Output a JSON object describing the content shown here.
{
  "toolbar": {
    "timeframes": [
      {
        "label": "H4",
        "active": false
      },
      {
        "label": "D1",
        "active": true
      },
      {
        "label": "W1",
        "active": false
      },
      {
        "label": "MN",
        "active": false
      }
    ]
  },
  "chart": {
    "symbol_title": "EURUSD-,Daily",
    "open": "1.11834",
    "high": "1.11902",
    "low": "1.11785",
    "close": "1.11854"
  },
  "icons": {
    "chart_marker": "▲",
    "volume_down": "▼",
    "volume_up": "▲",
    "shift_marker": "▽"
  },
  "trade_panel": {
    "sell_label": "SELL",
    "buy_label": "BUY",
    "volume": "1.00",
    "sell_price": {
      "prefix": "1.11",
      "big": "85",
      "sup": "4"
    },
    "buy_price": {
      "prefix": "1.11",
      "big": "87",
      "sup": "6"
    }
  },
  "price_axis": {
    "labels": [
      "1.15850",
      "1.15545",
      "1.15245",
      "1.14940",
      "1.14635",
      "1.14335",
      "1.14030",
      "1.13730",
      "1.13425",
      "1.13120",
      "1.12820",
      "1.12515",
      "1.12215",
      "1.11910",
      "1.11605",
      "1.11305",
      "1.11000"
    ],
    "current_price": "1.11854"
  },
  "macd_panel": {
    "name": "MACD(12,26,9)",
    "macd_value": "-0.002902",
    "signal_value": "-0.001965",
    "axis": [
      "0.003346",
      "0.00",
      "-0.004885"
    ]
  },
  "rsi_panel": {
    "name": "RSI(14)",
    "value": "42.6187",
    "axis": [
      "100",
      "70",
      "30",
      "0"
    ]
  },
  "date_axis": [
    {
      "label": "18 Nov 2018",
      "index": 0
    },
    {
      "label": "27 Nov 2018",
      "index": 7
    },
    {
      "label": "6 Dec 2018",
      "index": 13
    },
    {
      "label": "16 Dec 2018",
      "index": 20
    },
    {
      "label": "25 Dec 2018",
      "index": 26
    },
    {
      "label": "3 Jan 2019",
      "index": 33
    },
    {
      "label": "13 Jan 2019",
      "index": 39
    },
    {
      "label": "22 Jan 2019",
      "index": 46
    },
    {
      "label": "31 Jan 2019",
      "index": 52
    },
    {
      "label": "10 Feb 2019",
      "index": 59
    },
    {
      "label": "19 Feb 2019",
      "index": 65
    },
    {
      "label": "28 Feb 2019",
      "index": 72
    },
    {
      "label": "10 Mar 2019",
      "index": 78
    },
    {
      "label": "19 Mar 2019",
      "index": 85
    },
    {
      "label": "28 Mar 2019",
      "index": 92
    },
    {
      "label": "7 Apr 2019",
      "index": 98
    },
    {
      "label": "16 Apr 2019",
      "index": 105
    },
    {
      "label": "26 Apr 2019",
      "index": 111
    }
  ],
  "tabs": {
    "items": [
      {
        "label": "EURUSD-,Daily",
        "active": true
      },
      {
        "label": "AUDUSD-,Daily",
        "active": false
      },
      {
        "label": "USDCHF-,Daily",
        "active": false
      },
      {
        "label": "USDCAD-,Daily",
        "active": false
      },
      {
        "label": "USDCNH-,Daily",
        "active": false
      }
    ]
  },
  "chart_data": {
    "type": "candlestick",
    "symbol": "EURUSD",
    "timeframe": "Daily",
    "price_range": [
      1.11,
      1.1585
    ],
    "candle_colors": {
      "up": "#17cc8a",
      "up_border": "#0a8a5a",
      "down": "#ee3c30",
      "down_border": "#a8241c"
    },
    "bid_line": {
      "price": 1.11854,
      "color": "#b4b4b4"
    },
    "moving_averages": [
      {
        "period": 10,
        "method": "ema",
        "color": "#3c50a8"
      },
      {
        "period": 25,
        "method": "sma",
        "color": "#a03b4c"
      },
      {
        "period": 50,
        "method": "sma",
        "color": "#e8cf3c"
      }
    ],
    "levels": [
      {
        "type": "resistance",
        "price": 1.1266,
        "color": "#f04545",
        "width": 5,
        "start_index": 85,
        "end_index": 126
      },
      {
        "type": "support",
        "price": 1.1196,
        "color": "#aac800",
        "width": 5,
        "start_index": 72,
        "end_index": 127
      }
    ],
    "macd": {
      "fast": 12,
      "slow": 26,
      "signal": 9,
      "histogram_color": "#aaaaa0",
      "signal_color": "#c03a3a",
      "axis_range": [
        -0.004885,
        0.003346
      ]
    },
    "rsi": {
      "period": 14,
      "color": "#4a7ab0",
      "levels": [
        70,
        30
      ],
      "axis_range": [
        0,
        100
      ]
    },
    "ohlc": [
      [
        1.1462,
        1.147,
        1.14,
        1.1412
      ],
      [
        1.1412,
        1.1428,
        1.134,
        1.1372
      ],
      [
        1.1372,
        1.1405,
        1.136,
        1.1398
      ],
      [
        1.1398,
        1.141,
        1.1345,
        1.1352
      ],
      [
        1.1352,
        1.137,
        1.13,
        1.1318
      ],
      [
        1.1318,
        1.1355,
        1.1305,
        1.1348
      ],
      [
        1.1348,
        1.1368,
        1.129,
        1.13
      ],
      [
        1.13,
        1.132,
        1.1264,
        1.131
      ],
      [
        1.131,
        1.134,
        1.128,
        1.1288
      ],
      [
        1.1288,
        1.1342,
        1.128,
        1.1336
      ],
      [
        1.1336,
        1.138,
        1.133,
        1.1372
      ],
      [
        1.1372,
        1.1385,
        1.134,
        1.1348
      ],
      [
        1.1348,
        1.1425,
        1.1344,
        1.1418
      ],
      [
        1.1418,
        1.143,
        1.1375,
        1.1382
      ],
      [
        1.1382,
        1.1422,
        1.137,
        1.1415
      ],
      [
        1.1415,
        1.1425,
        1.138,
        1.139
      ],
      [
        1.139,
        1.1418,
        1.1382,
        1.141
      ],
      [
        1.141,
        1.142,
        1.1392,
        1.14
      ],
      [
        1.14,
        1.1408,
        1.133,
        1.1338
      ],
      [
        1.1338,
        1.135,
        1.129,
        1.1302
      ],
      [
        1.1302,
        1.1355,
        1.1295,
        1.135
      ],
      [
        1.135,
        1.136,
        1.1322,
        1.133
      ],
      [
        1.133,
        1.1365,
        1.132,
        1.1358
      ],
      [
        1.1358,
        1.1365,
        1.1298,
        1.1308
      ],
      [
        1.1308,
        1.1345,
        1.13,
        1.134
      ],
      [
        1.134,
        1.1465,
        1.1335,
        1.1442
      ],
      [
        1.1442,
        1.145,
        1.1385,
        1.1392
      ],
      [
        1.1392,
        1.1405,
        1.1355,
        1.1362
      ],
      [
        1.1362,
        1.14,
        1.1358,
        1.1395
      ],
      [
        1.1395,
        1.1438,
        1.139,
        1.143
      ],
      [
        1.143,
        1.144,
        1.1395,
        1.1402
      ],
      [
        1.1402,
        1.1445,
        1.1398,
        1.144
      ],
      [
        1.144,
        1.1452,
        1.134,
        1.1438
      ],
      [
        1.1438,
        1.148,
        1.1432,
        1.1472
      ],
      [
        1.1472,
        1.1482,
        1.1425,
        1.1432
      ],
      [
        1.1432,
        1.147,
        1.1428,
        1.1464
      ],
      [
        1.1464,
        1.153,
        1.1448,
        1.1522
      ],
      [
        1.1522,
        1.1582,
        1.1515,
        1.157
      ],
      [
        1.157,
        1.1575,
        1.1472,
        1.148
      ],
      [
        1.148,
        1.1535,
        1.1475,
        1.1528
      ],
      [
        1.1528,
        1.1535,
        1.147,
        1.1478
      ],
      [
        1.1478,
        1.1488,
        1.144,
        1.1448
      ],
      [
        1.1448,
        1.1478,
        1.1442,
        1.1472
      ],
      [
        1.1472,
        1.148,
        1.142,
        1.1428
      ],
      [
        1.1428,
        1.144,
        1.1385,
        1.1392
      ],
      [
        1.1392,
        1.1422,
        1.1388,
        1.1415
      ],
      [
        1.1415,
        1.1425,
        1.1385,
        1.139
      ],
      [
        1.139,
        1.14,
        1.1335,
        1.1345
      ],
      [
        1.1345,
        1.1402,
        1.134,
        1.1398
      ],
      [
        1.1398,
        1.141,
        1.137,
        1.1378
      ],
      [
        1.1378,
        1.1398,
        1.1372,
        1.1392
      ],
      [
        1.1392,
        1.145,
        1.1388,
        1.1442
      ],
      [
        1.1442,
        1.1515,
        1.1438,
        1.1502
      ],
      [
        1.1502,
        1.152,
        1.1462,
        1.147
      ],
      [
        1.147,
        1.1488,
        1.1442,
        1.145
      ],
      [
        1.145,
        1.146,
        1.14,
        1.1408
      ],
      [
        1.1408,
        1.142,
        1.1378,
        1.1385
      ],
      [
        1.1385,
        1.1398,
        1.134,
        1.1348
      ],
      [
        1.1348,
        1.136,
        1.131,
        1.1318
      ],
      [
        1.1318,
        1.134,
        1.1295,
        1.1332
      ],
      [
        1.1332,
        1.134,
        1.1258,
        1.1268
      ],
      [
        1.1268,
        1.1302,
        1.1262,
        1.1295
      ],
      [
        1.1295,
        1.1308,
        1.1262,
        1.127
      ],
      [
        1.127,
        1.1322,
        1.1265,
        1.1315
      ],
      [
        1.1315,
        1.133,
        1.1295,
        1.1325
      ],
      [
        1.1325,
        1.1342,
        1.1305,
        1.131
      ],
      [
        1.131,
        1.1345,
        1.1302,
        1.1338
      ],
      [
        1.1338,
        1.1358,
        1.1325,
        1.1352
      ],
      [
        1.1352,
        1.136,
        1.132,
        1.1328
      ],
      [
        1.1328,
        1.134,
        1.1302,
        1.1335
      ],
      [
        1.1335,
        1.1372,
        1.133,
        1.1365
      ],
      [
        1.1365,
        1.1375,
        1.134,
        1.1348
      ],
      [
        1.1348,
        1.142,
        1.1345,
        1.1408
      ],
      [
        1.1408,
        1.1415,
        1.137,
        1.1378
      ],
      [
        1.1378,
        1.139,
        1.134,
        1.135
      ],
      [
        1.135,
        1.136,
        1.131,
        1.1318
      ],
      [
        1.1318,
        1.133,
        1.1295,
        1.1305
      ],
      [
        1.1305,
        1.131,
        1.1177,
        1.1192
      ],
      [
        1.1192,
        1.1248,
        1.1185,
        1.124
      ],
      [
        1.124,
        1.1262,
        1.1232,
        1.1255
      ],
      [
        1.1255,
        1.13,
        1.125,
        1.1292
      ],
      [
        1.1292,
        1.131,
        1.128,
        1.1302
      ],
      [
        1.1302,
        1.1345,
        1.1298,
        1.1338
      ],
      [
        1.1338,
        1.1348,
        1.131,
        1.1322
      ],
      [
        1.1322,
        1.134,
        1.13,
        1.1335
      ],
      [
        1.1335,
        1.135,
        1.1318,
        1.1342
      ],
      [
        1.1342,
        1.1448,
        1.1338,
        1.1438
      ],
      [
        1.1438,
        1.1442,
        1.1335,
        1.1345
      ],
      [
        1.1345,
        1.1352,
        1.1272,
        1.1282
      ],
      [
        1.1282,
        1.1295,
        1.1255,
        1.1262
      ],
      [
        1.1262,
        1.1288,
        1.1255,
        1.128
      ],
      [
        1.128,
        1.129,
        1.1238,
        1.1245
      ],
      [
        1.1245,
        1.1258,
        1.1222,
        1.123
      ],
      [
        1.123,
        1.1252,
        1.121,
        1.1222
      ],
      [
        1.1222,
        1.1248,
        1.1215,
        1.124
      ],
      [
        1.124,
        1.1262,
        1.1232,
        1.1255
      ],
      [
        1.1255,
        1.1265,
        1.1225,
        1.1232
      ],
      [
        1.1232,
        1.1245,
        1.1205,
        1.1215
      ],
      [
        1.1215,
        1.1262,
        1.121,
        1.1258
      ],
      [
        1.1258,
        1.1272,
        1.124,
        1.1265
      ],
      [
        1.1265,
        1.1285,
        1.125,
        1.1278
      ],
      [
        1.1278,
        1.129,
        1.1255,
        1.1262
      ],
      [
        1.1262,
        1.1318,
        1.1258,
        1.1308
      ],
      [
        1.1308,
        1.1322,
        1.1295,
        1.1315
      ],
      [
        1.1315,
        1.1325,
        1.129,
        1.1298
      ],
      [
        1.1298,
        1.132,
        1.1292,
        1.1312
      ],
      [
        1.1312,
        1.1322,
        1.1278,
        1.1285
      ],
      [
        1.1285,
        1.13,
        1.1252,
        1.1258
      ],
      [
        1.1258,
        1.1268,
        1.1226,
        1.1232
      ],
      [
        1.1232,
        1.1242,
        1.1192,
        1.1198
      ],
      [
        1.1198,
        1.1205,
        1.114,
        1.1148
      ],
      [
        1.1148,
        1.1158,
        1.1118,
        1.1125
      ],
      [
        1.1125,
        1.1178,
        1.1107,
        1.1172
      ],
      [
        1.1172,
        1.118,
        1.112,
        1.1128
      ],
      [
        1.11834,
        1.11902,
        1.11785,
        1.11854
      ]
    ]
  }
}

⁂

#### Exercise aim:
How many lines in these entries hold the string "period"? Answer with the number alone.

#### Task solution:
4